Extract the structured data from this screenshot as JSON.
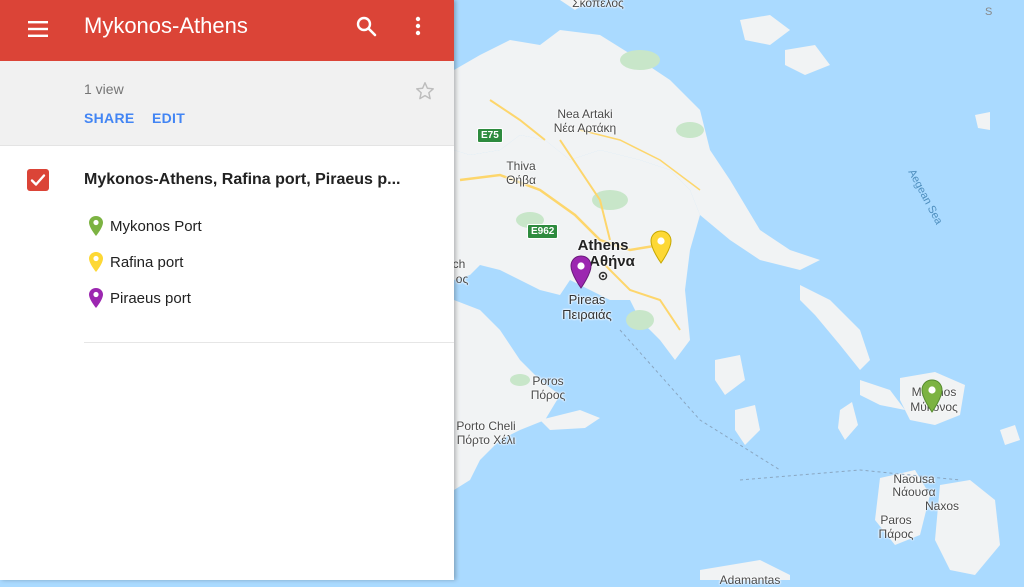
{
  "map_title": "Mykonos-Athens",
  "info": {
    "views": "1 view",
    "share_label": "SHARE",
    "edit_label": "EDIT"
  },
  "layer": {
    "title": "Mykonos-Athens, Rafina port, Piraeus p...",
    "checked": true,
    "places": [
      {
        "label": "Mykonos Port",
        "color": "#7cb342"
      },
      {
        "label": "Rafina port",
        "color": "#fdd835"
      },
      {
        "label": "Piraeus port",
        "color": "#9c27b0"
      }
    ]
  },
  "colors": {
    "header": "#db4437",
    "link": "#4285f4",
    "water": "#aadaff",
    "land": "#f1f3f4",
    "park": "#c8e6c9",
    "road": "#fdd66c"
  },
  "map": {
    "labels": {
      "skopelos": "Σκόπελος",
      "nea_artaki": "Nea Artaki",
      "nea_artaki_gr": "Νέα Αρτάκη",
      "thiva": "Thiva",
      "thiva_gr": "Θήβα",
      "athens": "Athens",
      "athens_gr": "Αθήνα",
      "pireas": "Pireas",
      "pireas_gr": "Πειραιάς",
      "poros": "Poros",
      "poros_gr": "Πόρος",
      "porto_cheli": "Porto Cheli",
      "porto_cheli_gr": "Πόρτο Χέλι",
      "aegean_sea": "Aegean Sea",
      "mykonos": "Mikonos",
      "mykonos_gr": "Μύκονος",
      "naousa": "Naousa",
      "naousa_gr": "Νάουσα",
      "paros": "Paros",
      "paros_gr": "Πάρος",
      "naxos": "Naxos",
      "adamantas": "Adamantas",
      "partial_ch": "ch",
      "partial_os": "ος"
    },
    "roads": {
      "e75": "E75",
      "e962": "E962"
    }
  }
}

════════════════

» **Objective**
Restate each entry word for word, leaving out any pictures.

» **Response**
Extract the structured data from this screenshot as JSON.
{
  "map_title": "Mykonos-Athens",
  "info": {
    "views": "1 view",
    "share_label": "SHARE",
    "edit_label": "EDIT"
  },
  "layer": {
    "title": "Mykonos-Athens, Rafina port, Piraeus p...",
    "checked": true,
    "places": [
      {
        "label": "Mykonos Port",
        "color": "#7cb342"
      },
      {
        "label": "Rafina port",
        "color": "#fdd835"
      },
      {
        "label": "Piraeus port",
        "color": "#9c27b0"
      }
    ]
  },
  "colors": {
    "header": "#db4437",
    "link": "#4285f4",
    "water": "#aadaff",
    "land": "#f1f3f4",
    "park": "#c8e6c9",
    "road": "#fdd66c"
  },
  "map": {
    "labels": {
      "skopelos": "Σκόπελος",
      "nea_artaki": "Nea Artaki",
      "nea_artaki_gr": "Νέα Αρτάκη",
      "thiva": "Thiva",
      "thiva_gr": "Θήβα",
      "athens": "Athens",
      "athens_gr": "Αθήνα",
      "pireas": "Pireas",
      "pireas_gr": "Πειραιάς",
      "poros": "Poros",
      "poros_gr": "Πόρος",
      "porto_cheli": "Porto Cheli",
      "porto_cheli_gr": "Πόρτο Χέλι",
      "aegean_sea": "Aegean Sea",
      "mykonos": "Mikonos",
      "mykonos_gr": "Μύκονος",
      "naousa": "Naousa",
      "naousa_gr": "Νάουσα",
      "paros": "Paros",
      "paros_gr": "Πάρος",
      "naxos": "Naxos",
      "adamantas": "Adamantas",
      "partial_ch": "ch",
      "partial_os": "ος"
    },
    "roads": {
      "e75": "E75",
      "e962": "E962"
    }
  }
}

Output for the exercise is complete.